Problems to work on:
1 > Answer these questions from the book review:
(a) What MMORPG does the novel use as exposition for Janus's character?
(b) In which city was Edgar Calabia Samar born?
(c) At which university does he teach Literature and Creative Writing?
2 > Please retype the book review starting at "Note: I received" and ending at "over and over.".

Passage to read:
╭──

Why this disclaimer? Even though I am not as hardcore as others out there, I know the strange kind of addiction that a game can bring into someone's life. It's an immersion unlike any other -- unlike reading, unlike film, and unlike any other hobby. It's the closest I can come to entering a different dimension: to become someone I'm not, to play by a different set of rules, to inhabit a world that is far from mine. That's why I find myself relating to Janus on some level. He gives voice to a lot of young gamers, whose struggle to balance real-life responsibilities and in-game quests often end in stereotypical judgment. Janus begs for a second look: a boy on the verge of growing up, a boy underplays his passion for his family, a boy who observes and understands and adapts to the world around him the best way he knows how.
The level of description of the gameplay and the characters makes the local gaming culture come alive. Mr Samar writes as if he knows what he is talking about. My pet peeve with an international YA book about an MMORPG is how dubious I felt its game's worldbuilding was. The novel revolved around a guy who was supposedly so good and spent all his time in-game yet could not get past the baseworld. I never understood how someone could spend so much time with a game he loved and not be able to advance further than the average player. But Janus Silang was so different. Using the TALA MMORPG was inspired exposition for Janus's character -- how he thought, what was important to him, what his skills were. In the end, I felt that the book respected not just teens, but gamers as well.
Some very minor things that I noted is that Alabang Town Center is on the left, not the right, of the SLEX northbound flyover. I also didn't quite understand why Janus recalled his father's story after hearing Renzo's. He kept saying how the stories felt similar but aside from the getting lost element, the connection felt very tenuous to me. I wonder if there was just a detail that I might have missed. (Please tell me I'm wrong!) But you can easily overlook these and still enjoy the story. Like me, you'll end up wishing the second book was already out. For its tone, intensity, and daring, I think Janus Silang is a truly worthy representative of Pinoy YA.
Side note: Thanks to an interesting coincidence, the blog tour for Si Janus Silang at ang Tiyanak ng Tabon ends on the weekend where US readers insist that #WeNeedMoreDiverseBooks. Over on a friend's FB page, a discussion cropped up on what it means for Filipino readers and authors to demand for diversity. I felt that Janus Silang is the best way to illustrate my point: as long as there aren't enough stories like this on our local shelves, stories that reshape how we look at things, stories that convincingly represent a reader's voice, stories that challenge the status quo, then yes, let us not stop demanding for diversity.
Si Edgar Calabia Samar ay ipinanganak sa Lungsod San Pablo at nakapagsulat na ng dalawang nobela, ang Walong Diwata ng Pagkahulog (2009) at Sa Kasunod ng 909 (2012). Itong Janus Sílang series ang una niyang kathang YA. Nagtuturo siya ngayon ng Panitikan at Malikhaing Pagsulat sa Ateneo de Manila University. Mahigit sampung taon na ang nakararaan nang una siyang makakilala ng isang Púsong.
About the Author:
Edgar Calabia Samar was born in San Pablo City and has already written two novels,Walong Diwata ng Pagkahulog (2009) and Sa Kasunod ng 909 (2012). The Janus Sílang series is his first venture into YA. He teaches Literature and Creative Writing at Ateneo de Manila University. It has been over ten years since he last met a Púsong.
Note: I received a copy of Si Janus Silang at ang Tiyanak ng Tabon for an honest review, but I'd like to think I would buy it and read it over and over.

╰──

Document layout detection data

╭──

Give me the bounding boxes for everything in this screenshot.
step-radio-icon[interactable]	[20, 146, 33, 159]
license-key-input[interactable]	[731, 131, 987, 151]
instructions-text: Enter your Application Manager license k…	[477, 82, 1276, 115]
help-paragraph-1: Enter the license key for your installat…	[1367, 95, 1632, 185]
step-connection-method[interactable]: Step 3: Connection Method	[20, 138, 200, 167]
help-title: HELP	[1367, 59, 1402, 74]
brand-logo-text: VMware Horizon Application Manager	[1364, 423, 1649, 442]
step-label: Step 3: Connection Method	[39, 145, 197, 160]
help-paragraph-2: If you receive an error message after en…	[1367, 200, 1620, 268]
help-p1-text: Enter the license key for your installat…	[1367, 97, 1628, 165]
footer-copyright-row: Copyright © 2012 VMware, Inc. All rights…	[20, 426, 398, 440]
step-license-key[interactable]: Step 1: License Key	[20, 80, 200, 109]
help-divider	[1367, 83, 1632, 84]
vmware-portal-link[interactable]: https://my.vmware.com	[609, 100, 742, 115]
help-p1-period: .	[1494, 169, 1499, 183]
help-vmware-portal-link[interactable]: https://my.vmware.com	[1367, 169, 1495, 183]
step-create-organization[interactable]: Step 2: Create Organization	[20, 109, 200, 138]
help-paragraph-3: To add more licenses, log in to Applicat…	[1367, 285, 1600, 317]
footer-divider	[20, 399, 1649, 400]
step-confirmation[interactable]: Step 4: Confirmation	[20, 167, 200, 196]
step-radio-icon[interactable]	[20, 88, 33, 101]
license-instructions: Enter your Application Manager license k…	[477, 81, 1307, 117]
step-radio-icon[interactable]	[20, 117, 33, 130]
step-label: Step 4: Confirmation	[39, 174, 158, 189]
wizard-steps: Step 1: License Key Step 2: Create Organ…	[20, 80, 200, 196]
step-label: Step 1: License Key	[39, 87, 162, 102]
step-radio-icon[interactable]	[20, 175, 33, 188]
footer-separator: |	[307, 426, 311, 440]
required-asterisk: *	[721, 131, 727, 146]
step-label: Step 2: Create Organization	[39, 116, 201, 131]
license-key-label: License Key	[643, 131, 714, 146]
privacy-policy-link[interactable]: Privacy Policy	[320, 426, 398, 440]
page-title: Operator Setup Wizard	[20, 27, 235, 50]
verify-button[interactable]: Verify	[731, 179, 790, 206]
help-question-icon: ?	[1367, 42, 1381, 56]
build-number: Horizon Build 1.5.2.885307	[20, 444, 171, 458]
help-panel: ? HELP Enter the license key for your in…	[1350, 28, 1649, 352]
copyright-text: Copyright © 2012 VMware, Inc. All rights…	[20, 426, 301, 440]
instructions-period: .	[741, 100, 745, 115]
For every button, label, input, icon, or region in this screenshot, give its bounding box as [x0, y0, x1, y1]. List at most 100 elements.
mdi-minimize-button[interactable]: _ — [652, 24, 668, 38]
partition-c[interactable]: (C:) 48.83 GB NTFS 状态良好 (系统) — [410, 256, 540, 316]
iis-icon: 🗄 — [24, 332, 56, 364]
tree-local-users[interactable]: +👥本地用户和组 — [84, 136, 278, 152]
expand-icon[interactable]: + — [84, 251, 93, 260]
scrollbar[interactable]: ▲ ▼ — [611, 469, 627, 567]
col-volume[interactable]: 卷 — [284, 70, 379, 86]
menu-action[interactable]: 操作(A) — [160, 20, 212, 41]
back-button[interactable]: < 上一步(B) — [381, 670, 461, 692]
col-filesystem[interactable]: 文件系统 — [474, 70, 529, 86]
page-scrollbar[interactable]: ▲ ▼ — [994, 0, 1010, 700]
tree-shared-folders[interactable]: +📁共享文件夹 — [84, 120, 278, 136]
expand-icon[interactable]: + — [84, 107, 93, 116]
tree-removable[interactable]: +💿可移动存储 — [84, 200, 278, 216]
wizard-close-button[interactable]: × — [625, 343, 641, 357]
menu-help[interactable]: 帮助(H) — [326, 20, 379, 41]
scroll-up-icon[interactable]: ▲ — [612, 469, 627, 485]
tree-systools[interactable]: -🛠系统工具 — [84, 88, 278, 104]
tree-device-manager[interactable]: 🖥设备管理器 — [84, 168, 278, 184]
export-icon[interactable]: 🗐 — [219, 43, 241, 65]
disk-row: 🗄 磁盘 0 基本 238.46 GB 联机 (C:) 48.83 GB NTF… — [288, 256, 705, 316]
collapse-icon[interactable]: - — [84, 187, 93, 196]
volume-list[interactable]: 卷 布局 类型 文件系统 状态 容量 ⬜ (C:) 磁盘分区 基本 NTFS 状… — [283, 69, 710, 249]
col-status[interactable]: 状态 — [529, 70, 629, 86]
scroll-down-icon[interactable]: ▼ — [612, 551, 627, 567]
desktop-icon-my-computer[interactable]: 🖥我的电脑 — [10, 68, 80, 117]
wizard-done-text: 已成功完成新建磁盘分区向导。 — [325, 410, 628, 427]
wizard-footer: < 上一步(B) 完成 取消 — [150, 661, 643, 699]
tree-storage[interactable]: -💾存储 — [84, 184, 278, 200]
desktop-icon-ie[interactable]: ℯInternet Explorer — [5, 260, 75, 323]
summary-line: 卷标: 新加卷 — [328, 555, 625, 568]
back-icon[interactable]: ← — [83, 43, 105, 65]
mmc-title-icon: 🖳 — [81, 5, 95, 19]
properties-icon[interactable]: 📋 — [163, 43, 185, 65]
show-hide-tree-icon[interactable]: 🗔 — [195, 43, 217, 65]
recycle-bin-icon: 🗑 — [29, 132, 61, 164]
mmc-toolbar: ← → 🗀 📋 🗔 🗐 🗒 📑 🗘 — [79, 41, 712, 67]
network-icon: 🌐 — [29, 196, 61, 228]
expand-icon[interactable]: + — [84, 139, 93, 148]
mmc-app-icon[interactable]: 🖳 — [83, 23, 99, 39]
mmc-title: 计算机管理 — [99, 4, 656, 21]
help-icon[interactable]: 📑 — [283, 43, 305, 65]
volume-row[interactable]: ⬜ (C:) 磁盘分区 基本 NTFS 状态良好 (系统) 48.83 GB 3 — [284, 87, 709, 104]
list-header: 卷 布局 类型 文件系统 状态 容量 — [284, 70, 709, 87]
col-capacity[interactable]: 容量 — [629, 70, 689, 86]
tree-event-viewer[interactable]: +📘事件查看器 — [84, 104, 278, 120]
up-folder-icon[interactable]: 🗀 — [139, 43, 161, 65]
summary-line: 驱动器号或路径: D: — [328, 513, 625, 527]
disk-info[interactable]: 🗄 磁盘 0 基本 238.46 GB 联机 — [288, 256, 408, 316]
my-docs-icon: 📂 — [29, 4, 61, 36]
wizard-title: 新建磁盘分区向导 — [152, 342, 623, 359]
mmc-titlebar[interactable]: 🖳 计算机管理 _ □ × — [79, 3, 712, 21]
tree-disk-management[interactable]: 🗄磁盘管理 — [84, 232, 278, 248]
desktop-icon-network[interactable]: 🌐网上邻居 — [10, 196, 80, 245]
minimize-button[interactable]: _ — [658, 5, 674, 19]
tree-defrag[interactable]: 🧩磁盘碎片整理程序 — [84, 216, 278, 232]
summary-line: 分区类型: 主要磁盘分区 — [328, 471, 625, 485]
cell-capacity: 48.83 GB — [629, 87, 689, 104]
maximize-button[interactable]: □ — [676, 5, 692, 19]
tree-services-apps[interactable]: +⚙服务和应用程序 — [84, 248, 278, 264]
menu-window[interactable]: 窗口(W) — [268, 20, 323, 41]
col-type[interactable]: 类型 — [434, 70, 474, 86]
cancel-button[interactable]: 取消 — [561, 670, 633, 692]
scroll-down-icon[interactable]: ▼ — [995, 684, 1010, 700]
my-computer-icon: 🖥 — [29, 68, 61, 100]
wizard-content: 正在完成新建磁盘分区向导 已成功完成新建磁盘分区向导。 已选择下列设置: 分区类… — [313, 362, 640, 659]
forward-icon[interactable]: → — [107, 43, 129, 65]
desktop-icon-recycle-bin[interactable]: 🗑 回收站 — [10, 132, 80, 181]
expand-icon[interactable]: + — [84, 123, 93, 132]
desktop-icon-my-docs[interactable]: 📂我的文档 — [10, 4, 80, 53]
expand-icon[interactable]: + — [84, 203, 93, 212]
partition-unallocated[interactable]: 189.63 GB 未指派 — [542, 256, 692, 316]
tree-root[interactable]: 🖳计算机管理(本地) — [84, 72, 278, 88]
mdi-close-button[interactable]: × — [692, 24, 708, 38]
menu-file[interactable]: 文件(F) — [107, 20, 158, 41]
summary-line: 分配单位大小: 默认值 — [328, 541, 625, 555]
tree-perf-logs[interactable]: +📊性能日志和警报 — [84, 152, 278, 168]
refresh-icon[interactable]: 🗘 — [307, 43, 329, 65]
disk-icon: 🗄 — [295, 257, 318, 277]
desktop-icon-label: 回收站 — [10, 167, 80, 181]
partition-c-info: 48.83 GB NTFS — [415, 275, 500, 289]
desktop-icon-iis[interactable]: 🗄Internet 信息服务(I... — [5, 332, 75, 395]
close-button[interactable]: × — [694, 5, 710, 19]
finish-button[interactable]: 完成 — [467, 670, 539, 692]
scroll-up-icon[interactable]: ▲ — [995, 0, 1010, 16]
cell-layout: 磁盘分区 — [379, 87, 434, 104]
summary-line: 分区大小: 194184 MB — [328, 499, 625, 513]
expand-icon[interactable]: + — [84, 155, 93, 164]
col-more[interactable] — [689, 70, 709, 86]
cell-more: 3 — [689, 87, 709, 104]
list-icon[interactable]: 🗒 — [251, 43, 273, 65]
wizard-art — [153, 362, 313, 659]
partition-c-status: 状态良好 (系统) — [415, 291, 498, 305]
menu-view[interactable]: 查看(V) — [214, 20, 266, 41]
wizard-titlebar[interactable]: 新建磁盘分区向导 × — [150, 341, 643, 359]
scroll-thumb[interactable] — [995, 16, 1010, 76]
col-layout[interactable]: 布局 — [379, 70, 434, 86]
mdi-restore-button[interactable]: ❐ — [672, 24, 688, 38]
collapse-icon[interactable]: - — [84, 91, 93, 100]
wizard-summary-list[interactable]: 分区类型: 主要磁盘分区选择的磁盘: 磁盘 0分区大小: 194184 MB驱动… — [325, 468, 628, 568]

╰──

Answer set:
1 >
(a) TALA
(b) San Pablo City
(c) Ateneo de Manila University

2 >
Note: I received a copy of Si Janus Silang at ang Tiyanak ng Tabon for an honest review, but I'd like to think I would buy it and read it over and over.